[Requirement]
Read the material below and tally how many lines hold the word "name", giving the number and nothing else.

* * * *

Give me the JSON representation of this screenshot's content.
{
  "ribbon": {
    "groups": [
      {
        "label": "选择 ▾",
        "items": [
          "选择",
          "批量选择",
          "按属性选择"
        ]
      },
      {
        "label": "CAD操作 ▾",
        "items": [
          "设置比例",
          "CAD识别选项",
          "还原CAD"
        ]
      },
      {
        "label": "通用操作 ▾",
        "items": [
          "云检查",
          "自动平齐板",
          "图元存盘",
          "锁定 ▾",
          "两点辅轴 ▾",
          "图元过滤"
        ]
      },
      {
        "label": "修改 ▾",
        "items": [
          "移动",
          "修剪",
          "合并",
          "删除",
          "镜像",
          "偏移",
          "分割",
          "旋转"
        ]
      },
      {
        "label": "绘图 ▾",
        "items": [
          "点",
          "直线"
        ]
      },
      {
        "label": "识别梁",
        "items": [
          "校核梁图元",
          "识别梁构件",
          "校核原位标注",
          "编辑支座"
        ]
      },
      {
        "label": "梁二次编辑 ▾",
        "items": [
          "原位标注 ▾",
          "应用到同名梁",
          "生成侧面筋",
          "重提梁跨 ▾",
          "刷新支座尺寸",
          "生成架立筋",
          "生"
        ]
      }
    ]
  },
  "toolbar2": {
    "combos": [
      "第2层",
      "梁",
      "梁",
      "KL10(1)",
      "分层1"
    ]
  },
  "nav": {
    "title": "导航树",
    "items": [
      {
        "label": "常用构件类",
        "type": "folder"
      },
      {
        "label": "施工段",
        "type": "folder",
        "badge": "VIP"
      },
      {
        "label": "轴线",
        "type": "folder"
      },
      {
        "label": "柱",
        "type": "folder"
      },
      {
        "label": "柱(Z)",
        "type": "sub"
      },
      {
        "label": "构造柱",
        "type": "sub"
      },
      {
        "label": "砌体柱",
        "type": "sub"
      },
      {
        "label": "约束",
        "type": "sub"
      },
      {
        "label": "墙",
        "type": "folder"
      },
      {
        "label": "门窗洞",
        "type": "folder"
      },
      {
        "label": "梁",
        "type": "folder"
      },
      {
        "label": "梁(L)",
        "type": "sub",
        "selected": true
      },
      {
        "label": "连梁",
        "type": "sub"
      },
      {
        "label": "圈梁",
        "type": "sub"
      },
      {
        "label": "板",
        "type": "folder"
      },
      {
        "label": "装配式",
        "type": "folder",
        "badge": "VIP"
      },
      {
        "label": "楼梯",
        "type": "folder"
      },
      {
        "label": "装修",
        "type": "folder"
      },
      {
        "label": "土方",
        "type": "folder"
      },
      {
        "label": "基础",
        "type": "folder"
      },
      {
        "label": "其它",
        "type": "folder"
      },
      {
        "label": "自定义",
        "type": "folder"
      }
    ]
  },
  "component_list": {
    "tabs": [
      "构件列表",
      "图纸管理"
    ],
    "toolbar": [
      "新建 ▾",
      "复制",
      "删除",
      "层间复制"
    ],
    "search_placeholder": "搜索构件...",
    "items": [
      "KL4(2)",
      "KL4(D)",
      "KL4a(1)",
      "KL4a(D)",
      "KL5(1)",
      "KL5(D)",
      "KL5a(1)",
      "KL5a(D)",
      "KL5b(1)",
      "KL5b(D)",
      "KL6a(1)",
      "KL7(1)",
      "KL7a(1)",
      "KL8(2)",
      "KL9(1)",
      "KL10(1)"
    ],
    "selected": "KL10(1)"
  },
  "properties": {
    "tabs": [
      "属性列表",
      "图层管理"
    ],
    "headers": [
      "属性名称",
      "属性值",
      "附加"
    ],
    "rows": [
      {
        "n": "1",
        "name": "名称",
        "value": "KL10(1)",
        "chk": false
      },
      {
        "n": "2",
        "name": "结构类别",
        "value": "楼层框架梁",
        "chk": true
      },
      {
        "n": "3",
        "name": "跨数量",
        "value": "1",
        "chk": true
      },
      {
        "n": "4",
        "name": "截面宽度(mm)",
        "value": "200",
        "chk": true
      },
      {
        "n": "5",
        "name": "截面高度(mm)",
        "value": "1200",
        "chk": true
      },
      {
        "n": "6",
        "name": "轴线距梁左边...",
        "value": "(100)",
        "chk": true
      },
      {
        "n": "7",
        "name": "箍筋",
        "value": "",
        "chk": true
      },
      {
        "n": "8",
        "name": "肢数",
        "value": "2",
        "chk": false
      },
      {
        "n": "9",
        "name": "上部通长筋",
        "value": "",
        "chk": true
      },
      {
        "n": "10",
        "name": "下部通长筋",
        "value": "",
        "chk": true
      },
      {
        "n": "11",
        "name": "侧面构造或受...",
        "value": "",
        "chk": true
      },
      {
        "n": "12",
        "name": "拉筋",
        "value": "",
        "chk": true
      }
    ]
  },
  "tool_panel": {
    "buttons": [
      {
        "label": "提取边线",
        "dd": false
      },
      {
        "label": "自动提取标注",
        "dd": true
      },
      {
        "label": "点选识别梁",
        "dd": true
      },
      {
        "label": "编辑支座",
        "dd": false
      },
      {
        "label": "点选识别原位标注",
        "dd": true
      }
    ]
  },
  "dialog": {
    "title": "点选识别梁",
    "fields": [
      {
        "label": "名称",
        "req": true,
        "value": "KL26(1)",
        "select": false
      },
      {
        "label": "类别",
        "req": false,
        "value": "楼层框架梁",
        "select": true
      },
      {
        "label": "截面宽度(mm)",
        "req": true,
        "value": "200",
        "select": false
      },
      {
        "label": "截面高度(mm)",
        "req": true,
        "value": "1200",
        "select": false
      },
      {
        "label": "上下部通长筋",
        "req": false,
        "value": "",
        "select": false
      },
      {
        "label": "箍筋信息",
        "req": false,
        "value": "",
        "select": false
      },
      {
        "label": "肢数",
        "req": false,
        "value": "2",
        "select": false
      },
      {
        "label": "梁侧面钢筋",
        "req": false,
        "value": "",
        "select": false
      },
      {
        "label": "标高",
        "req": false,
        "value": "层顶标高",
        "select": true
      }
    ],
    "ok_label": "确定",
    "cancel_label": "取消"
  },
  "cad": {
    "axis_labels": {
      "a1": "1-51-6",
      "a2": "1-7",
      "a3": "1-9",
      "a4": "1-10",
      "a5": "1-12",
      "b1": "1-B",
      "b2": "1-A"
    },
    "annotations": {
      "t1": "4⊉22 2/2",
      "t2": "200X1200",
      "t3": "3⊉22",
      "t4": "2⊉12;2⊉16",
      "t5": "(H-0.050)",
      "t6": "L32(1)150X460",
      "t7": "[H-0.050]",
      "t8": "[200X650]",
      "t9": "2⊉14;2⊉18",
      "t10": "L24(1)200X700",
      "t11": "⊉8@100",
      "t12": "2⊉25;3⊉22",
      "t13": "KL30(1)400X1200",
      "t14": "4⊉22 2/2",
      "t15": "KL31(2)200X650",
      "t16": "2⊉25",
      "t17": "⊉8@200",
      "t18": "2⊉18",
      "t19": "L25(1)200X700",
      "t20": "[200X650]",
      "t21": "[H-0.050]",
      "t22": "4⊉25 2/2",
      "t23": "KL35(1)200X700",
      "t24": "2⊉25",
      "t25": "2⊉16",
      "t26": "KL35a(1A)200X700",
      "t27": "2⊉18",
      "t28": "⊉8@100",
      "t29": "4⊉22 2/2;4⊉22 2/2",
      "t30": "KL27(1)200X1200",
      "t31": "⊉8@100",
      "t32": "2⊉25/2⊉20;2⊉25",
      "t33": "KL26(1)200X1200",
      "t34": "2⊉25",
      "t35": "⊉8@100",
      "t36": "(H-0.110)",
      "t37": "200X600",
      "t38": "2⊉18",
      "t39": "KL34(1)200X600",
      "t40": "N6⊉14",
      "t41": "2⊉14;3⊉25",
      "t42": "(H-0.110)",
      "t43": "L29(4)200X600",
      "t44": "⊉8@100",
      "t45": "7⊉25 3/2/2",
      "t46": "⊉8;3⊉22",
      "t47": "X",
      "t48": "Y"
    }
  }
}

* * * *

[Complete answer]
12